WHAT YOU SHOULD DO: Transcribe each record below word for word.

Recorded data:

** Start **

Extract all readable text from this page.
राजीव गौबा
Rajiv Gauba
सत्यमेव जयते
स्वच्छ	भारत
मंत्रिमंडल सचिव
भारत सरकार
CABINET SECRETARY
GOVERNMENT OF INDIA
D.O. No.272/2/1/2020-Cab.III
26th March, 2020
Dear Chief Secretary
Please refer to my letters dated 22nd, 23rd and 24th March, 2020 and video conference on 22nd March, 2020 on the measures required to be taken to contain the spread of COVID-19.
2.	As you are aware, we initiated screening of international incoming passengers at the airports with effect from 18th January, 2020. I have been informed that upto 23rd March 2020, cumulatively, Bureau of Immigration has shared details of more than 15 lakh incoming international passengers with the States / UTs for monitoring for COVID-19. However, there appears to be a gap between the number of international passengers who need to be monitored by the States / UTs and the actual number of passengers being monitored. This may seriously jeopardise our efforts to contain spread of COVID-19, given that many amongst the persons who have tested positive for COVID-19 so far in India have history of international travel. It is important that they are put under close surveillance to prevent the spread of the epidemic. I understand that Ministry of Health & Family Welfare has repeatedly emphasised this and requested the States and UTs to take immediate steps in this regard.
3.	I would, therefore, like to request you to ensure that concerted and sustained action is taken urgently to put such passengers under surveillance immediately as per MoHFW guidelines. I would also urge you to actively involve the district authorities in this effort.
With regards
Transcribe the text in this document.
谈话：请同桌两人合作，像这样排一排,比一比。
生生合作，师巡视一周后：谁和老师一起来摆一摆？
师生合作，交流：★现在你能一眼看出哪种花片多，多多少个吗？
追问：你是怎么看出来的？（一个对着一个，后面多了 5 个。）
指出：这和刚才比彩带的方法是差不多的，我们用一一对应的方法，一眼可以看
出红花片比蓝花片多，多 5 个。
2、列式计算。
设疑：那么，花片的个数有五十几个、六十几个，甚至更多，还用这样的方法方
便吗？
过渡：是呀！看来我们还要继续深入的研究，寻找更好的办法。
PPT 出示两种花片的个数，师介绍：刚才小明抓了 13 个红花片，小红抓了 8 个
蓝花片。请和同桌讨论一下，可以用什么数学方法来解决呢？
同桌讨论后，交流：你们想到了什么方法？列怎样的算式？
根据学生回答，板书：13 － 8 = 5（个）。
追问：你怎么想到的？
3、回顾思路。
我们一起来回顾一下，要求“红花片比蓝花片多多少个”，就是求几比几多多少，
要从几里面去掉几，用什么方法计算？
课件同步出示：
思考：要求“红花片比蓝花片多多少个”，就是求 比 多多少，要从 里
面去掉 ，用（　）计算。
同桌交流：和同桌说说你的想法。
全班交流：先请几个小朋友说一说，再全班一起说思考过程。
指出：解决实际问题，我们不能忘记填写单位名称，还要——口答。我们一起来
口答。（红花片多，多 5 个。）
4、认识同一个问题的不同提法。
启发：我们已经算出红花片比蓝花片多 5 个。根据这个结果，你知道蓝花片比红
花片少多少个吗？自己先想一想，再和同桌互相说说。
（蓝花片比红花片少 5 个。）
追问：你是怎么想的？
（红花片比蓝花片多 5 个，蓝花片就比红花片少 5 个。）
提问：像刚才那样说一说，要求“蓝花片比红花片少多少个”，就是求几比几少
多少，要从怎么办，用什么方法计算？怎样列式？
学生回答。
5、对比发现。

** End **

SOLUTION BELOW:
Extract all readable text from this page.
राजीव गौबा
Rajiv Gauba
सत्यमेव जयते
स्वच्छ	भारत
मंत्रिमंडल सचिव
भारत सरकार
CABINET SECRETARY
GOVERNMENT OF INDIA
D.O. No.272/2/1/2020-Cab.III
26th March, 2020
Dear Chief Secretary
Please refer to my letters dated 22nd, 23rd and 24th March, 2020 and video conference on 22nd March, 2020 on the measures required to be taken to contain the spread of COVID-19.
2.	As you are aware, we initiated screening of international incoming passengers at the airports with effect from 18th January, 2020. I have been informed that upto 23rd March 2020, cumulatively, Bureau of Immigration has shared details of more than 15 lakh incoming international passengers with the States / UTs for monitoring for COVID-19. However, there appears to be a gap between the number of international passengers who need to be monitored by the States / UTs and the actual number of passengers being monitored. This may seriously jeopardise our efforts to contain spread of COVID-19, given that many amongst the persons who have tested positive for COVID-19 so far in India have history of international travel. It is important that they are put under close surveillance to prevent the spread of the epidemic. I understand that Ministry of Health & Family Welfare has repeatedly emphasised this and requested the States and UTs to take immediate steps in this regard.
3.	I would, therefore, like to request you to ensure that concerted and sustained action is taken urgently to put such passengers under surveillance immediately as per MoHFW guidelines. I would also urge you to actively involve the district authorities in this effort.
With regards
Transcribe the text in this document.
谈话：请同桌两人合作，像这样排一排,比一比。
生生合作，师巡视一周后：谁和老师一起来摆一摆？
师生合作，交流：★现在你能一眼看出哪种花片多，多多少个吗？
追问：你是怎么看出来的？（一个对着一个，后面多了 5 个。）
指出：这和刚才比彩带的方法是差不多的，我们用一一对应的方法，一眼可以看
出红花片比蓝花片多，多 5 个。
2、列式计算。
设疑：那么，花片的个数有五十几个、六十几个，甚至更多，还用这样的方法方
便吗？
过渡：是呀！看来我们还要继续深入的研究，寻找更好的办法。
PPT 出示两种花片的个数，师介绍：刚才小明抓了 13 个红花片，小红抓了 8 个
蓝花片。请和同桌讨论一下，可以用什么数学方法来解决呢？
同桌讨论后，交流：你们想到了什么方法？列怎样的算式？
根据学生回答，板书：13 － 8 = 5（个）。
追问：你怎么想到的？
3、回顾思路。
我们一起来回顾一下，要求“红花片比蓝花片多多少个”，就是求几比几多多少，
要从几里面去掉几，用什么方法计算？
课件同步出示：
思考：要求“红花片比蓝花片多多少个”，就是求 比 多多少，要从 里
面去掉 ，用（　）计算。
同桌交流：和同桌说说你的想法。
全班交流：先请几个小朋友说一说，再全班一起说思考过程。
指出：解决实际问题，我们不能忘记填写单位名称，还要——口答。我们一起来
口答。（红花片多，多 5 个。）
4、认识同一个问题的不同提法。
启发：我们已经算出红花片比蓝花片多 5 个。根据这个结果，你知道蓝花片比红
花片少多少个吗？自己先想一想，再和同桌互相说说。
（蓝花片比红花片少 5 个。）
追问：你是怎么想的？
（红花片比蓝花片多 5 个，蓝花片就比红花片少 5 个。）
提问：像刚才那样说一说，要求“蓝花片比红花片少多少个”，就是求几比几少
多少，要从怎么办，用什么方法计算？怎样列式？
学生回答。
5、对比发现。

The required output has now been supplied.